- _Materials provided_:
——
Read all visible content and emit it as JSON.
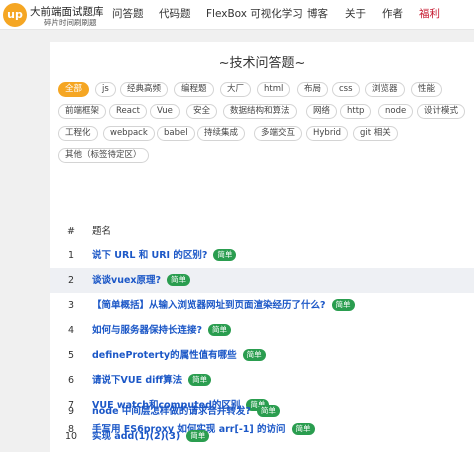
{
  "header": {
    "logo_text": "up",
    "brand_title": "大前端面试题库",
    "brand_subtitle": "碎片时间刷刷题",
    "nav": [
      "问答题",
      "代码题",
      "FlexBox 可视化学习",
      "博客",
      "关于",
      "作者",
      "福利"
    ],
    "active_nav": "福利",
    "accent_color": "#c6162d"
  },
  "page": {
    "title": "~技术问答题~",
    "tags": [
      "全部",
      "js",
      "经典高频",
      "编程题",
      "大厂",
      "html",
      "布局",
      "css",
      "浏览器",
      "性能",
      "前端框架",
      "React",
      "Vue",
      "安全",
      "数据结构和算法",
      "网络",
      "http",
      "node",
      "设计模式",
      "工程化",
      "webpack",
      "babel",
      "持续集成",
      "多端交互",
      "Hybrid",
      "git 相关",
      "其他（标签待定区）"
    ],
    "active_tag": "全部",
    "tag_active_color": "#f5a623"
  },
  "table": {
    "headers": {
      "num": "#",
      "title": "题名"
    },
    "badge_color": "#2a9d4f",
    "rows": [
      {
        "num": "1",
        "title": "说下 URL 和 URI 的区别?",
        "badge": "简单"
      },
      {
        "num": "2",
        "title": "谈谈vuex原理?",
        "badge": "简单"
      },
      {
        "num": "3",
        "title": "【简单概括】从输入浏览器网址到页面渲染经历了什么?",
        "badge": "简单"
      },
      {
        "num": "4",
        "title": "如何与服务器保持长连接?",
        "badge": "简单"
      },
      {
        "num": "5",
        "title": "defineProterty的属性值有哪些",
        "badge": "简单"
      },
      {
        "num": "6",
        "title": "请说下VUE diff算法",
        "badge": "简单"
      },
      {
        "num": "7",
        "title": "VUE watch和computed的区别",
        "badge": "简单"
      },
      {
        "num": "8",
        "title": "手写用 ES6proxy 如何实现 arr[-1] 的访问",
        "badge": "简单"
      },
      {
        "num": "9",
        "title": "node 中间层怎样做的请求合并转发?",
        "badge": "简单"
      },
      {
        "num": "10",
        "title": "实现 add(1)(2)(3)",
        "badge": "简单"
      }
    ]
  }
}
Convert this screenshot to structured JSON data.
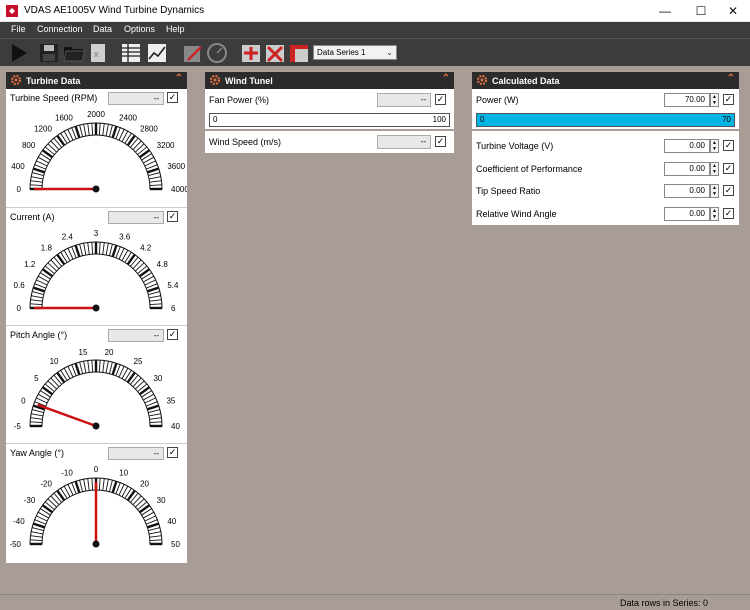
——
Reproduce the entries above word for word. Pictures stay out.

- _Exercise solution_:
Read all visible content and emit it as JSON.
{
  "header": {
    "logo_text": "up",
    "brand_title": "大前端面试题库",
    "brand_subtitle": "碎片时间刷刷题",
    "nav": [
      "问答题",
      "代码题",
      "FlexBox 可视化学习",
      "博客",
      "关于",
      "作者",
      "福利"
    ],
    "active_nav": "福利",
    "accent_color": "#c6162d"
  },
  "page": {
    "title": "~技术问答题~",
    "tags": [
      "全部",
      "js",
      "经典高频",
      "编程题",
      "大厂",
      "html",
      "布局",
      "css",
      "浏览器",
      "性能",
      "前端框架",
      "React",
      "Vue",
      "安全",
      "数据结构和算法",
      "网络",
      "http",
      "node",
      "设计模式",
      "工程化",
      "webpack",
      "babel",
      "持续集成",
      "多端交互",
      "Hybrid",
      "git 相关",
      "其他（标签待定区）"
    ],
    "active_tag": "全部",
    "tag_active_color": "#f5a623"
  },
  "table": {
    "headers": {
      "num": "#",
      "title": "题名"
    },
    "badge_color": "#2a9d4f",
    "rows": [
      {
        "num": "1",
        "title": "说下 URL 和 URI 的区别?",
        "badge": "简单"
      },
      {
        "num": "2",
        "title": "谈谈vuex原理?",
        "badge": "简单"
      },
      {
        "num": "3",
        "title": "【简单概括】从输入浏览器网址到页面渲染经历了什么?",
        "badge": "简单"
      },
      {
        "num": "4",
        "title": "如何与服务器保持长连接?",
        "badge": "简单"
      },
      {
        "num": "5",
        "title": "defineProterty的属性值有哪些",
        "badge": "简单"
      },
      {
        "num": "6",
        "title": "请说下VUE diff算法",
        "badge": "简单"
      },
      {
        "num": "7",
        "title": "VUE watch和computed的区别",
        "badge": "简单"
      },
      {
        "num": "8",
        "title": "手写用 ES6proxy 如何实现 arr[-1] 的访问",
        "badge": "简单"
      },
      {
        "num": "9",
        "title": "node 中间层怎样做的请求合并转发?",
        "badge": "简单"
      },
      {
        "num": "10",
        "title": "实现 add(1)(2)(3)",
        "badge": "简单"
      }
    ]
  }
}
Convert this screenshot to structured JSON data.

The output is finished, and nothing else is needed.